*The request:* Type out every line below exactly as it reads.

*Exercise materials:*
-*-

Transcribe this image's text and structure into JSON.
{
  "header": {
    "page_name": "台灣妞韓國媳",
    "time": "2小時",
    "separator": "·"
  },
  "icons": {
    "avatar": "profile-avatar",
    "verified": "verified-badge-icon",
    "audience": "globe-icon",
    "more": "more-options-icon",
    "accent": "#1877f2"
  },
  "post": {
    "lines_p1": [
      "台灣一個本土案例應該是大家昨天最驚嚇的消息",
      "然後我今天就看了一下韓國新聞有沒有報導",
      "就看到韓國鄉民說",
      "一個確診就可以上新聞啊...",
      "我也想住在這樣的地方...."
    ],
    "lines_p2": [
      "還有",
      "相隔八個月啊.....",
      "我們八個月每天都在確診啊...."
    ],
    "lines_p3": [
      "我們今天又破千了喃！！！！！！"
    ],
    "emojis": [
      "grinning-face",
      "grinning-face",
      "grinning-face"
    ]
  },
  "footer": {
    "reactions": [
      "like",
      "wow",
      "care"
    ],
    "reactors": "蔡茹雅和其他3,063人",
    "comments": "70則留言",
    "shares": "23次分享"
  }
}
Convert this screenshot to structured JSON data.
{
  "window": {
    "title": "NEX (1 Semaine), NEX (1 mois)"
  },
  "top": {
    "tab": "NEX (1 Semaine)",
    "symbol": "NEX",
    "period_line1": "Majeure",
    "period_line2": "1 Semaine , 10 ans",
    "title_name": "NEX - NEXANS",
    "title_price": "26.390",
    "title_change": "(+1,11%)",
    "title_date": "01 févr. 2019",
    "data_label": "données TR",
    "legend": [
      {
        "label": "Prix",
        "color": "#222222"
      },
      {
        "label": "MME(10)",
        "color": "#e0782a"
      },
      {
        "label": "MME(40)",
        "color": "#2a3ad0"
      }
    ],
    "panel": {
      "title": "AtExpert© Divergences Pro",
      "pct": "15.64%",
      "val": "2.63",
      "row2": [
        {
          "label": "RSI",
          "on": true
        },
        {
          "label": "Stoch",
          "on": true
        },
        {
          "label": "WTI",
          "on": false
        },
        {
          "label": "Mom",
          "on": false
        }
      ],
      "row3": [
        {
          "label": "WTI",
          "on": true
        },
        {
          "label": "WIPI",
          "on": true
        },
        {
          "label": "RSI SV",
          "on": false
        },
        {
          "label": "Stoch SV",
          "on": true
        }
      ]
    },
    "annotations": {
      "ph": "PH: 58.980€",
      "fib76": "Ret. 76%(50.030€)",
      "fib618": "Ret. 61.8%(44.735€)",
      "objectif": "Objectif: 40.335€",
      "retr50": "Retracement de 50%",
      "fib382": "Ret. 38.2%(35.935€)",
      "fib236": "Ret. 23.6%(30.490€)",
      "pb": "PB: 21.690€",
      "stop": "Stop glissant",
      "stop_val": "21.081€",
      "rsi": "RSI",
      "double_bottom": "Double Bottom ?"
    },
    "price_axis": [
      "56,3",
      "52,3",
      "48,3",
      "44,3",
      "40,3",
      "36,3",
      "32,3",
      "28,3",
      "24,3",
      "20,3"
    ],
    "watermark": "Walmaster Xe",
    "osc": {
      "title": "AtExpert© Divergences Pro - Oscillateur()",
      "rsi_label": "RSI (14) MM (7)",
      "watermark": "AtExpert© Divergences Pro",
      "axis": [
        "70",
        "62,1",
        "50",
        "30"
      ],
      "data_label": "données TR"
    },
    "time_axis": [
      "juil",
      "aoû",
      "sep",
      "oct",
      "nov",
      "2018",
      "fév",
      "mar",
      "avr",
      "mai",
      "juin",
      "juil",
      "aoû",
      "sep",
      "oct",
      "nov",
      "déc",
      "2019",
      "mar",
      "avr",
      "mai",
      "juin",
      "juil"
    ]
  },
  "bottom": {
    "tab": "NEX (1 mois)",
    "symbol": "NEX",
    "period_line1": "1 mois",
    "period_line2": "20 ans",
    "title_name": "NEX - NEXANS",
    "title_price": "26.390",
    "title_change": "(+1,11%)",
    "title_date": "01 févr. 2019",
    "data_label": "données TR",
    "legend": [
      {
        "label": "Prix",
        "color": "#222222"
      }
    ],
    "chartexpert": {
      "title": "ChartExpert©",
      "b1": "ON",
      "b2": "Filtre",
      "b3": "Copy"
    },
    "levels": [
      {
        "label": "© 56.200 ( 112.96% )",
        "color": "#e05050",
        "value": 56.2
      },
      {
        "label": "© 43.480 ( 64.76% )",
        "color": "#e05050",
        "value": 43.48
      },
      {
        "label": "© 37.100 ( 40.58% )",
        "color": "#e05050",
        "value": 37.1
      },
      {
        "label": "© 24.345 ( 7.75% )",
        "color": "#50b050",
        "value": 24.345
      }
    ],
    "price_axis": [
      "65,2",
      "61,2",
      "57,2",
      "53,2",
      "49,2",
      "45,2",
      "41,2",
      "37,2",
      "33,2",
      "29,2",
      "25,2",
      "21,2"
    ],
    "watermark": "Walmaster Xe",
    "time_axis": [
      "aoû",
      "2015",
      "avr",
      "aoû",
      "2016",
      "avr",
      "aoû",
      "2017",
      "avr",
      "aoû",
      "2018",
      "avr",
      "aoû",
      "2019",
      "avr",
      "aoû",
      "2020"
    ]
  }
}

-*-

*Task result:*
Transcribe this image's text and structure into JSON.
{
  "header": {
    "page_name": "台灣妞韓國媳",
    "time": "2小時",
    "separator": "·"
  },
  "icons": {
    "avatar": "profile-avatar",
    "verified": "verified-badge-icon",
    "audience": "globe-icon",
    "more": "more-options-icon",
    "accent": "#1877f2"
  },
  "post": {
    "lines_p1": [
      "台灣一個本土案例應該是大家昨天最驚嚇的消息",
      "然後我今天就看了一下韓國新聞有沒有報導",
      "就看到韓國鄉民說",
      "一個確診就可以上新聞啊...",
      "我也想住在這樣的地方...."
    ],
    "lines_p2": [
      "還有",
      "相隔八個月啊.....",
      "我們八個月每天都在確診啊...."
    ],
    "lines_p3": [
      "我們今天又破千了喃！！！！！！"
    ],
    "emojis": [
      "grinning-face",
      "grinning-face",
      "grinning-face"
    ]
  },
  "footer": {
    "reactions": [
      "like",
      "wow",
      "care"
    ],
    "reactors": "蔡茹雅和其他3,063人",
    "comments": "70則留言",
    "shares": "23次分享"
  }
}
Convert this screenshot to structured JSON data.
{
  "window": {
    "title": "NEX (1 Semaine), NEX (1 mois)"
  },
  "top": {
    "tab": "NEX (1 Semaine)",
    "symbol": "NEX",
    "period_line1": "Majeure",
    "period_line2": "1 Semaine , 10 ans",
    "title_name": "NEX - NEXANS",
    "title_price": "26.390",
    "title_change": "(+1,11%)",
    "title_date": "01 févr. 2019",
    "data_label": "données TR",
    "legend": [
      {
        "label": "Prix",
        "color": "#222222"
      },
      {
        "label": "MME(10)",
        "color": "#e0782a"
      },
      {
        "label": "MME(40)",
        "color": "#2a3ad0"
      }
    ],
    "panel": {
      "title": "AtExpert© Divergences Pro",
      "pct": "15.64%",
      "val": "2.63",
      "row2": [
        {
          "label": "RSI",
          "on": true
        },
        {
          "label": "Stoch",
          "on": true
        },
        {
          "label": "WTI",
          "on": false
        },
        {
          "label": "Mom",
          "on": false
        }
      ],
      "row3": [
        {
          "label": "WTI",
          "on": true
        },
        {
          "label": "WIPI",
          "on": true
        },
        {
          "label": "RSI SV",
          "on": false
        },
        {
          "label": "Stoch SV",
          "on": true
        }
      ]
    },
    "annotations": {
      "ph": "PH: 58.980€",
      "fib76": "Ret. 76%(50.030€)",
      "fib618": "Ret. 61.8%(44.735€)",
      "objectif": "Objectif: 40.335€",
      "retr50": "Retracement de 50%",
      "fib382": "Ret. 38.2%(35.935€)",
      "fib236": "Ret. 23.6%(30.490€)",
      "pb": "PB: 21.690€",
      "stop": "Stop glissant",
      "stop_val": "21.081€",
      "rsi": "RSI",
      "double_bottom": "Double Bottom ?"
    },
    "price_axis": [
      "56,3",
      "52,3",
      "48,3",
      "44,3",
      "40,3",
      "36,3",
      "32,3",
      "28,3",
      "24,3",
      "20,3"
    ],
    "watermark": "Walmaster Xe",
    "osc": {
      "title": "AtExpert© Divergences Pro - Oscillateur()",
      "rsi_label": "RSI (14) MM (7)",
      "watermark": "AtExpert© Divergences Pro",
      "axis": [
        "70",
        "62,1",
        "50",
        "30"
      ],
      "data_label": "données TR"
    },
    "time_axis": [
      "juil",
      "aoû",
      "sep",
      "oct",
      "nov",
      "2018",
      "fév",
      "mar",
      "avr",
      "mai",
      "juin",
      "juil",
      "aoû",
      "sep",
      "oct",
      "nov",
      "déc",
      "2019",
      "mar",
      "avr",
      "mai",
      "juin",
      "juil"
    ]
  },
  "bottom": {
    "tab": "NEX (1 mois)",
    "symbol": "NEX",
    "period_line1": "1 mois",
    "period_line2": "20 ans",
    "title_name": "NEX - NEXANS",
    "title_price": "26.390",
    "title_change": "(+1,11%)",
    "title_date": "01 févr. 2019",
    "data_label": "données TR",
    "legend": [
      {
        "label": "Prix",
        "color": "#222222"
      }
    ],
    "chartexpert": {
      "title": "ChartExpert©",
      "b1": "ON",
      "b2": "Filtre",
      "b3": "Copy"
    },
    "levels": [
      {
        "label": "© 56.200 ( 112.96% )",
        "color": "#e05050",
        "value": 56.2
      },
      {
        "label": "© 43.480 ( 64.76% )",
        "color": "#e05050",
        "value": 43.48
      },
      {
        "label": "© 37.100 ( 40.58% )",
        "color": "#e05050",
        "value": 37.1
      },
      {
        "label": "© 24.345 ( 7.75% )",
        "color": "#50b050",
        "value": 24.345
      }
    ],
    "price_axis": [
      "65,2",
      "61,2",
      "57,2",
      "53,2",
      "49,2",
      "45,2",
      "41,2",
      "37,2",
      "33,2",
      "29,2",
      "25,2",
      "21,2"
    ],
    "watermark": "Walmaster Xe",
    "time_axis": [
      "aoû",
      "2015",
      "avr",
      "aoû",
      "2016",
      "avr",
      "aoû",
      "2017",
      "avr",
      "aoû",
      "2018",
      "avr",
      "aoû",
      "2019",
      "avr",
      "aoû",
      "2020"
    ]
  }
}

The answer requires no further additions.